START Records for the task

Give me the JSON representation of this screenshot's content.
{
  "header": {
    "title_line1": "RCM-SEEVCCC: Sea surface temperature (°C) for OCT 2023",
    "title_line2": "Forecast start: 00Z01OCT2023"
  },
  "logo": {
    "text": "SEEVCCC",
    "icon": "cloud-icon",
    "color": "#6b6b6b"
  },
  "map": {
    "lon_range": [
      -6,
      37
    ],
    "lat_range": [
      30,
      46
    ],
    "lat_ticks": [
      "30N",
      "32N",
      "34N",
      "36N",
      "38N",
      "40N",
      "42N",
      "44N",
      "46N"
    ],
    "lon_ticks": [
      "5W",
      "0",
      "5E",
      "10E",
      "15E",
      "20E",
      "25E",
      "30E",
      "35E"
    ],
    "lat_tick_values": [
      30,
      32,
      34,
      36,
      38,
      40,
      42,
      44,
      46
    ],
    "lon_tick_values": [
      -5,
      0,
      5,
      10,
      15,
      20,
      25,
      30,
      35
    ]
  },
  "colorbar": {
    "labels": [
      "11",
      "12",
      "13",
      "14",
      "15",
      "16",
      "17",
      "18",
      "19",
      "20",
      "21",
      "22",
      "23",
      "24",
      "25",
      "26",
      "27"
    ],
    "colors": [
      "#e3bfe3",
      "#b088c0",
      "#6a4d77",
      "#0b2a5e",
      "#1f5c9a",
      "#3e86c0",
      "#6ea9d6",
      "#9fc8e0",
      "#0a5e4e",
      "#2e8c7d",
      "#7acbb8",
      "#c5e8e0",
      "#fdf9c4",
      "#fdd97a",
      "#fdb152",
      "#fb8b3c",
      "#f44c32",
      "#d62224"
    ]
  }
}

END Records for the task

- **Instruction**
Output the whole listing above again, word for word.

- **Result of this task**
Give me the JSON representation of this screenshot's content.
{
  "header": {
    "title_line1": "RCM-SEEVCCC: Sea surface temperature (°C) for OCT 2023",
    "title_line2": "Forecast start: 00Z01OCT2023"
  },
  "logo": {
    "text": "SEEVCCC",
    "icon": "cloud-icon",
    "color": "#6b6b6b"
  },
  "map": {
    "lon_range": [
      -6,
      37
    ],
    "lat_range": [
      30,
      46
    ],
    "lat_ticks": [
      "30N",
      "32N",
      "34N",
      "36N",
      "38N",
      "40N",
      "42N",
      "44N",
      "46N"
    ],
    "lon_ticks": [
      "5W",
      "0",
      "5E",
      "10E",
      "15E",
      "20E",
      "25E",
      "30E",
      "35E"
    ],
    "lat_tick_values": [
      30,
      32,
      34,
      36,
      38,
      40,
      42,
      44,
      46
    ],
    "lon_tick_values": [
      -5,
      0,
      5,
      10,
      15,
      20,
      25,
      30,
      35
    ]
  },
  "colorbar": {
    "labels": [
      "11",
      "12",
      "13",
      "14",
      "15",
      "16",
      "17",
      "18",
      "19",
      "20",
      "21",
      "22",
      "23",
      "24",
      "25",
      "26",
      "27"
    ],
    "colors": [
      "#e3bfe3",
      "#b088c0",
      "#6a4d77",
      "#0b2a5e",
      "#1f5c9a",
      "#3e86c0",
      "#6ea9d6",
      "#9fc8e0",
      "#0a5e4e",
      "#2e8c7d",
      "#7acbb8",
      "#c5e8e0",
      "#fdf9c4",
      "#fdd97a",
      "#fdb152",
      "#fb8b3c",
      "#f44c32",
      "#d62224"
    ]
  }
}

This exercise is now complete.